* Exercise directions
Wherever the string "created" appears in a line, extract that line.

* Source data
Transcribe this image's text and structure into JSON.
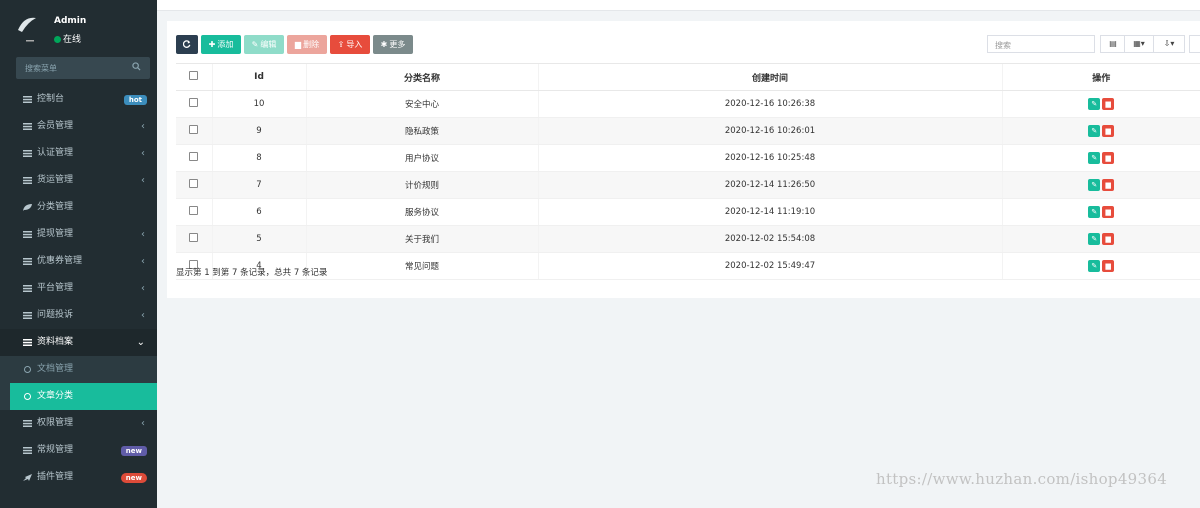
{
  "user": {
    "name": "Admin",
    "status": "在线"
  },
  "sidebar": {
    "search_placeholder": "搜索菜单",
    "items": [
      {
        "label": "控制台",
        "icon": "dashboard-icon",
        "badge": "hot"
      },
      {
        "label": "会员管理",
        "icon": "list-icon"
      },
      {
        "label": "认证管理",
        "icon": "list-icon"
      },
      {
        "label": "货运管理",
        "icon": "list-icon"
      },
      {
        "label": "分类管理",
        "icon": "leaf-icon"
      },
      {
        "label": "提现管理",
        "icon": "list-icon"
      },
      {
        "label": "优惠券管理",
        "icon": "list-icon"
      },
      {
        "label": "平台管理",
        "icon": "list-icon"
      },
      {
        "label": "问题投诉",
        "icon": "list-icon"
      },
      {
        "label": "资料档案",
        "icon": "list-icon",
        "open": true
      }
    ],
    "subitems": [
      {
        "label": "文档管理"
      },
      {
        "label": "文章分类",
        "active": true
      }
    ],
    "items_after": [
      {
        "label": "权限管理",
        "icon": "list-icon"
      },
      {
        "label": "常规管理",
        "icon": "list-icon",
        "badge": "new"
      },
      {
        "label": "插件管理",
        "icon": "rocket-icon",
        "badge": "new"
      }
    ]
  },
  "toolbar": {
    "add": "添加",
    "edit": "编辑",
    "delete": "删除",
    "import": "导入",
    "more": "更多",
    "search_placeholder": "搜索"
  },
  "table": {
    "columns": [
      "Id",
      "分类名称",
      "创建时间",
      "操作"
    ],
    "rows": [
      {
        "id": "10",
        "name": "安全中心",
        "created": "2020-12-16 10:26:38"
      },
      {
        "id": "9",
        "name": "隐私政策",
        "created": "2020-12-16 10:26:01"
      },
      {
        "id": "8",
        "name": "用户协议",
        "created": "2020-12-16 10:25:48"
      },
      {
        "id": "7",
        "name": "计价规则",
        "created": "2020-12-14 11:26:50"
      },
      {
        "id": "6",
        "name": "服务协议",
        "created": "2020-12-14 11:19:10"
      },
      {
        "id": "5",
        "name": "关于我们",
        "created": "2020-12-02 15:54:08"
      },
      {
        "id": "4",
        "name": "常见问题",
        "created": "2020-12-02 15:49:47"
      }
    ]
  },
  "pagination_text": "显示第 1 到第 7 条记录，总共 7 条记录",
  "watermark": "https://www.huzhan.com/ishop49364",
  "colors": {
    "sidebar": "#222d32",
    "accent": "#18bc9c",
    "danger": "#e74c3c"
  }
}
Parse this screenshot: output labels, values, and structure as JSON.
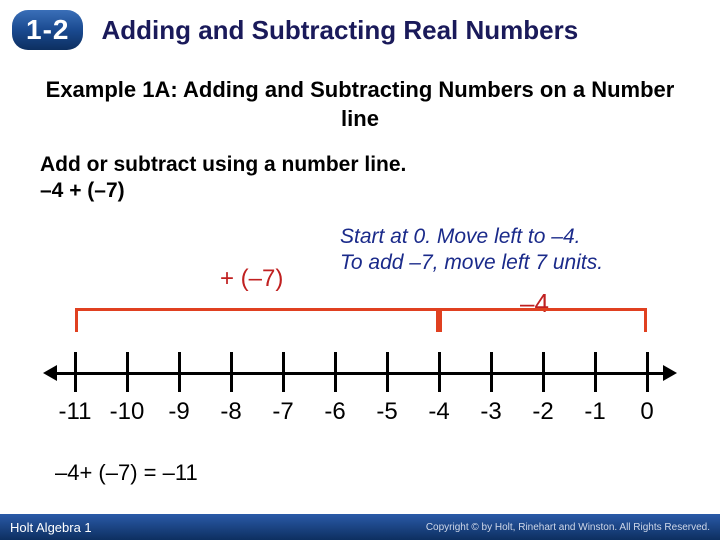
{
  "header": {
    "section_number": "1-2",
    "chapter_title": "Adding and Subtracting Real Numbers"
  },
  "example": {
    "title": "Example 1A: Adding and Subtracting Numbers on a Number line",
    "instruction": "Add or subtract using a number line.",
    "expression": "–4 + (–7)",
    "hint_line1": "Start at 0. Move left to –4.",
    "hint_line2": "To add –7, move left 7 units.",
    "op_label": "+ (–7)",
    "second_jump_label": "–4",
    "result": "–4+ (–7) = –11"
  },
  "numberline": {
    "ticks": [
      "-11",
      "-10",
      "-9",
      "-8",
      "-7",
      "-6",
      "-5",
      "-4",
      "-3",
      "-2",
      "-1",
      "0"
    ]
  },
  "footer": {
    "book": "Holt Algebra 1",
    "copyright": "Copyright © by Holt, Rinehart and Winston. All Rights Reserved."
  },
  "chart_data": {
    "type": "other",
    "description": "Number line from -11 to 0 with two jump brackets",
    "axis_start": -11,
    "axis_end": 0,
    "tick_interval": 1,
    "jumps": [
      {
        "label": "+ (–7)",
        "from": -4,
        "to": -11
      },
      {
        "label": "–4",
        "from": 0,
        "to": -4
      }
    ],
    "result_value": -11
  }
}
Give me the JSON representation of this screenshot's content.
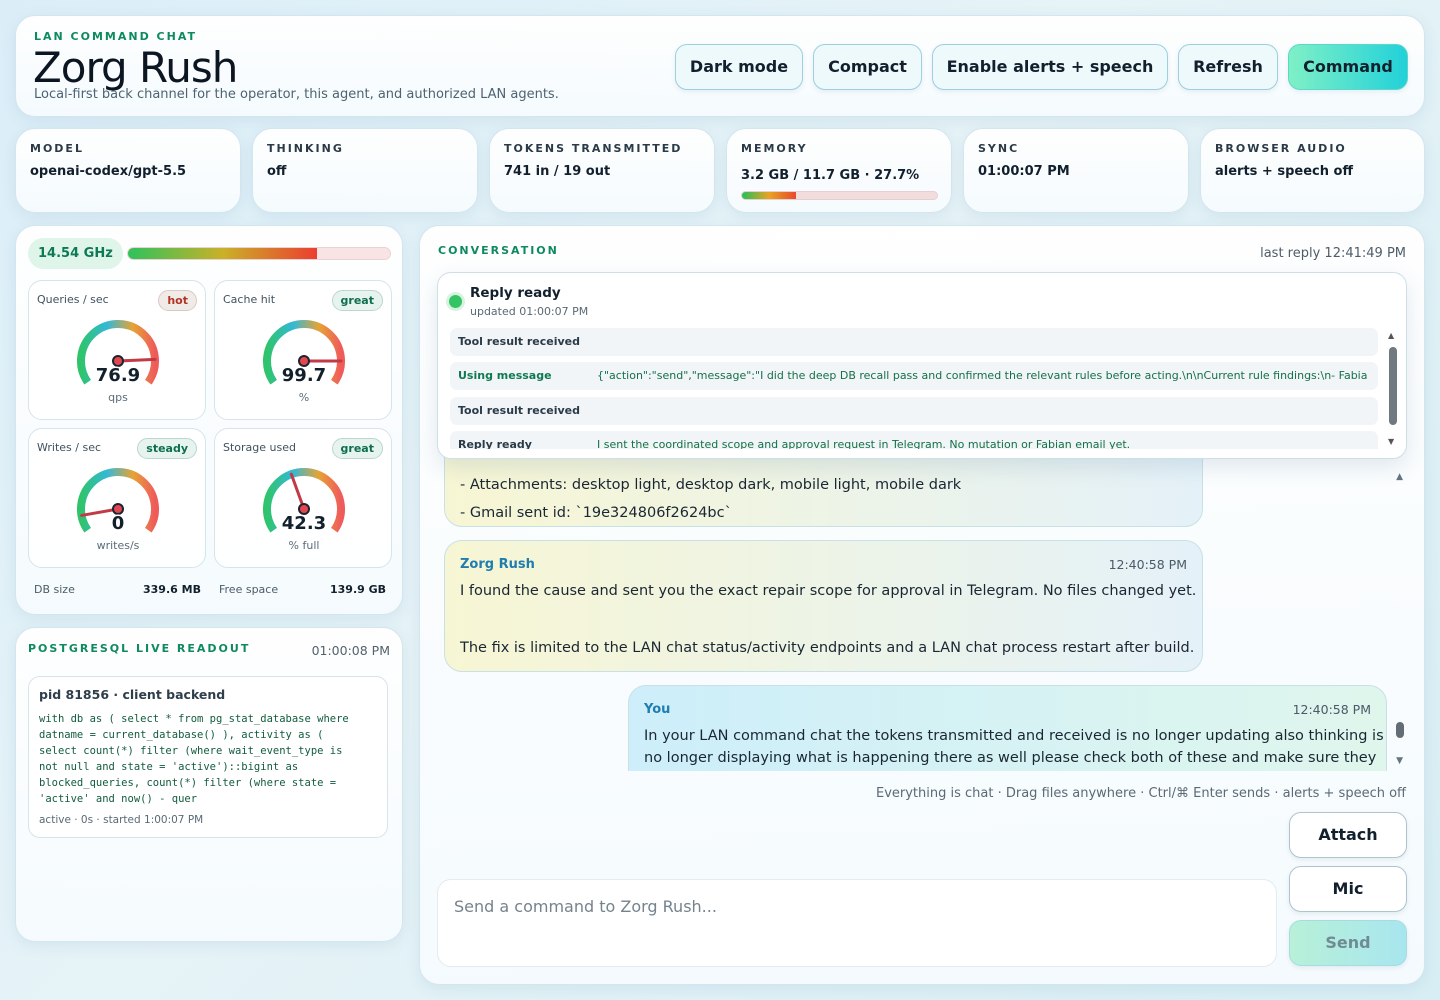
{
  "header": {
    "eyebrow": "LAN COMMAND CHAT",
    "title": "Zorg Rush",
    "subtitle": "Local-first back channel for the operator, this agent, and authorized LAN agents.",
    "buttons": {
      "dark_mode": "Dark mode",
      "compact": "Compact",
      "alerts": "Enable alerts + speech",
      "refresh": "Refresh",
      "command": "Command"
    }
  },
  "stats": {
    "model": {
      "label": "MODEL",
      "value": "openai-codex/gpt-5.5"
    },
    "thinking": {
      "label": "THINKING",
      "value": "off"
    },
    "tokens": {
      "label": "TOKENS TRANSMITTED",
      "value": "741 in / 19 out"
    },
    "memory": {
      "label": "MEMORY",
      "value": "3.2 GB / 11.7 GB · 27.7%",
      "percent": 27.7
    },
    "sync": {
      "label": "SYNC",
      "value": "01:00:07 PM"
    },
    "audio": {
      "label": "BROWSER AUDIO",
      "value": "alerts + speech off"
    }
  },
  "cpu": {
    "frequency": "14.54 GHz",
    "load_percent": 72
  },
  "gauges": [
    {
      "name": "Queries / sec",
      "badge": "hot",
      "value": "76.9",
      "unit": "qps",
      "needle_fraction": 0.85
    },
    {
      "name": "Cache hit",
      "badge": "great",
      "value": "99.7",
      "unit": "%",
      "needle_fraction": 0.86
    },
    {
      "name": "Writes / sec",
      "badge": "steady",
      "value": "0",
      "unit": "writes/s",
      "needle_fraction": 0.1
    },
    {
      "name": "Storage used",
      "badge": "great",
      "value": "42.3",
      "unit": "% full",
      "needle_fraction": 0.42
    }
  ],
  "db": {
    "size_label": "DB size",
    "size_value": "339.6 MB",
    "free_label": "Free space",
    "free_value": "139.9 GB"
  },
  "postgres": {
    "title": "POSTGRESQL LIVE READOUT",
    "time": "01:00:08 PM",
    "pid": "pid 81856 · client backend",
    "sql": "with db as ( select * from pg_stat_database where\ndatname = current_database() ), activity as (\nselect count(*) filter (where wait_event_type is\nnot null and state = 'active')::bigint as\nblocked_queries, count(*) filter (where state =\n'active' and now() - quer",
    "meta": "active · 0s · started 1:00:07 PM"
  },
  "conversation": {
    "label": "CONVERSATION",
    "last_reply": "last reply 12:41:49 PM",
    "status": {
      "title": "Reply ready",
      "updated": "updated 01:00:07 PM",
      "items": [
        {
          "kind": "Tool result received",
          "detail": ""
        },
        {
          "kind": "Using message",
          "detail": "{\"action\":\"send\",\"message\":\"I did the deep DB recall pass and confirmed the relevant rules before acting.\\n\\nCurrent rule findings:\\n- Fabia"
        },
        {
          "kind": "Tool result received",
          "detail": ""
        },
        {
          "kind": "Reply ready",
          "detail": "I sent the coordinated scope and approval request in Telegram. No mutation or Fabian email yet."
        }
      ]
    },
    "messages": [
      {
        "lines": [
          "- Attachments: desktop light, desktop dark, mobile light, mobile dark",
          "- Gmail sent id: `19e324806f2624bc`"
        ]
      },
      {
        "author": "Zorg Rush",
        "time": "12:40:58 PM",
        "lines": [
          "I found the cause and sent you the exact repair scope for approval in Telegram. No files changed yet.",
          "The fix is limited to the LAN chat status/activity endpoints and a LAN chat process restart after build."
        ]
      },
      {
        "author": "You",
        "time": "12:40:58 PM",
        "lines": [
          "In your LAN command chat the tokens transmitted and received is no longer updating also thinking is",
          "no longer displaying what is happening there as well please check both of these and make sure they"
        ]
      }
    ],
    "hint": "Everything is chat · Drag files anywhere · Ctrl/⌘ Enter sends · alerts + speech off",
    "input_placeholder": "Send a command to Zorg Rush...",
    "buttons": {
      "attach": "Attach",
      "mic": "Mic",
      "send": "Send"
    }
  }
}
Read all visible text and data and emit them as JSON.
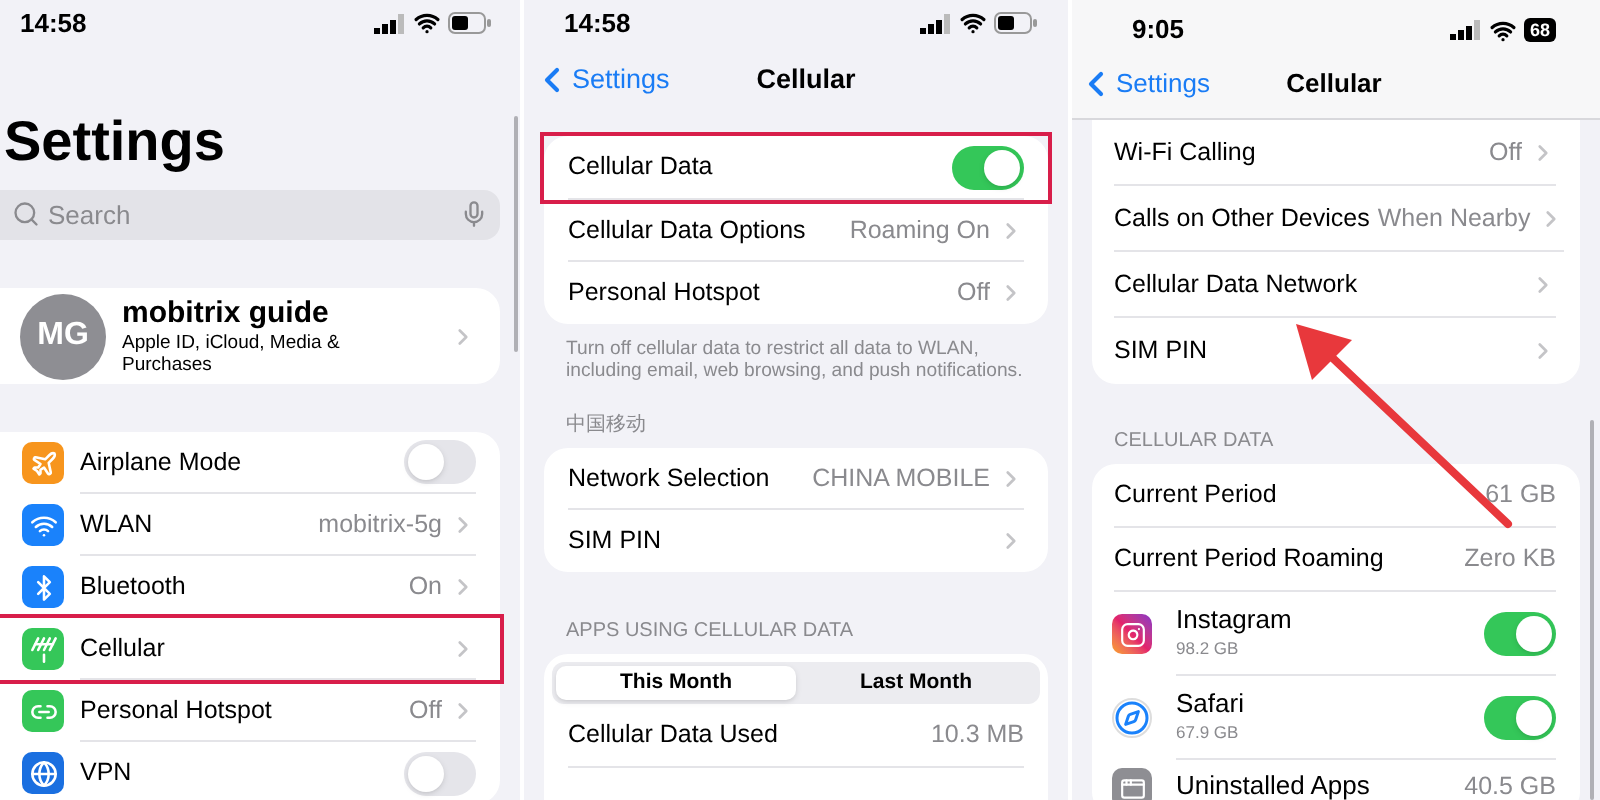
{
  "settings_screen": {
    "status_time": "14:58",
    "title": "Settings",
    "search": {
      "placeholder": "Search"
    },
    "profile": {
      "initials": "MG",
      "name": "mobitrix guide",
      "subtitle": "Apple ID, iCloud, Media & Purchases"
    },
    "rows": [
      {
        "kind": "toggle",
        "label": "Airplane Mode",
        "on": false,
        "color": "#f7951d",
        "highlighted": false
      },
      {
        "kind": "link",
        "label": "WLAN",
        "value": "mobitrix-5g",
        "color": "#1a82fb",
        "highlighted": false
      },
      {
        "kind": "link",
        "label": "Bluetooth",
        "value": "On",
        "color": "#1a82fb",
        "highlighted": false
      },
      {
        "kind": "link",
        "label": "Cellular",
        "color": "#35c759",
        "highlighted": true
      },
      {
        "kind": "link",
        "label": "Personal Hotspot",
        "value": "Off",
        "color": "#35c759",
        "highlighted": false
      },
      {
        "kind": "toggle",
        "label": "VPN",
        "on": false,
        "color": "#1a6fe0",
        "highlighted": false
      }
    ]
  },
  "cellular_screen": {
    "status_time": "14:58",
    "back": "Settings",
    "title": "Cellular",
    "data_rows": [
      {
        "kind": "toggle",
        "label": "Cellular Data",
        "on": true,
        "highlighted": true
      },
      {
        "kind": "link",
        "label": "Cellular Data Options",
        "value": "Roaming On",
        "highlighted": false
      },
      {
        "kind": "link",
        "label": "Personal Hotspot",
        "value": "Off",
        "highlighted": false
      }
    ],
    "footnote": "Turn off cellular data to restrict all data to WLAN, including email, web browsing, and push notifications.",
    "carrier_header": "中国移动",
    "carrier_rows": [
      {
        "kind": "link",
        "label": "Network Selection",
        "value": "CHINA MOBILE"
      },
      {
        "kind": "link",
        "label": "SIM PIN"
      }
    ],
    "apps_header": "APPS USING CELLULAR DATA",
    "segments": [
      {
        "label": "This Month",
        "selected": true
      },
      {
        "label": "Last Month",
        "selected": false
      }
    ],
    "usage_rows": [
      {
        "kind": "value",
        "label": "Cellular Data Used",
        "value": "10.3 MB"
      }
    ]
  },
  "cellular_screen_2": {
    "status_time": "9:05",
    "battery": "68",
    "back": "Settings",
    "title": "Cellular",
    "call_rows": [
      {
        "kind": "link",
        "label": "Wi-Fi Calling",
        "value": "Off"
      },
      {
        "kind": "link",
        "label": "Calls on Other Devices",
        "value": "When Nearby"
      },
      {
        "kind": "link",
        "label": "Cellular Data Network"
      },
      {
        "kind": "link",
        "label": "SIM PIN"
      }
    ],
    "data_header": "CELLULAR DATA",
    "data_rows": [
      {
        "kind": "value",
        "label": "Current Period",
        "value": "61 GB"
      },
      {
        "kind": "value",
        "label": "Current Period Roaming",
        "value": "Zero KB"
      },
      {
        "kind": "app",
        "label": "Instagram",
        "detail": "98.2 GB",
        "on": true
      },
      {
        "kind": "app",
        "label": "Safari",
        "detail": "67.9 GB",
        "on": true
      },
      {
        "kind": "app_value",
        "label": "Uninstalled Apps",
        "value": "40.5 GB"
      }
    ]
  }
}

* Written response
        "created": "2020-12-16 10:26:38"
        "created": "2020-12-16 10:26:01"
        "created": "2020-12-16 10:25:48"
        "created": "2020-12-14 11:26:50"
        "created": "2020-12-14 11:19:10"
        "created": "2020-12-02 15:54:08"
        "created": "2020-12-02 15:49:47"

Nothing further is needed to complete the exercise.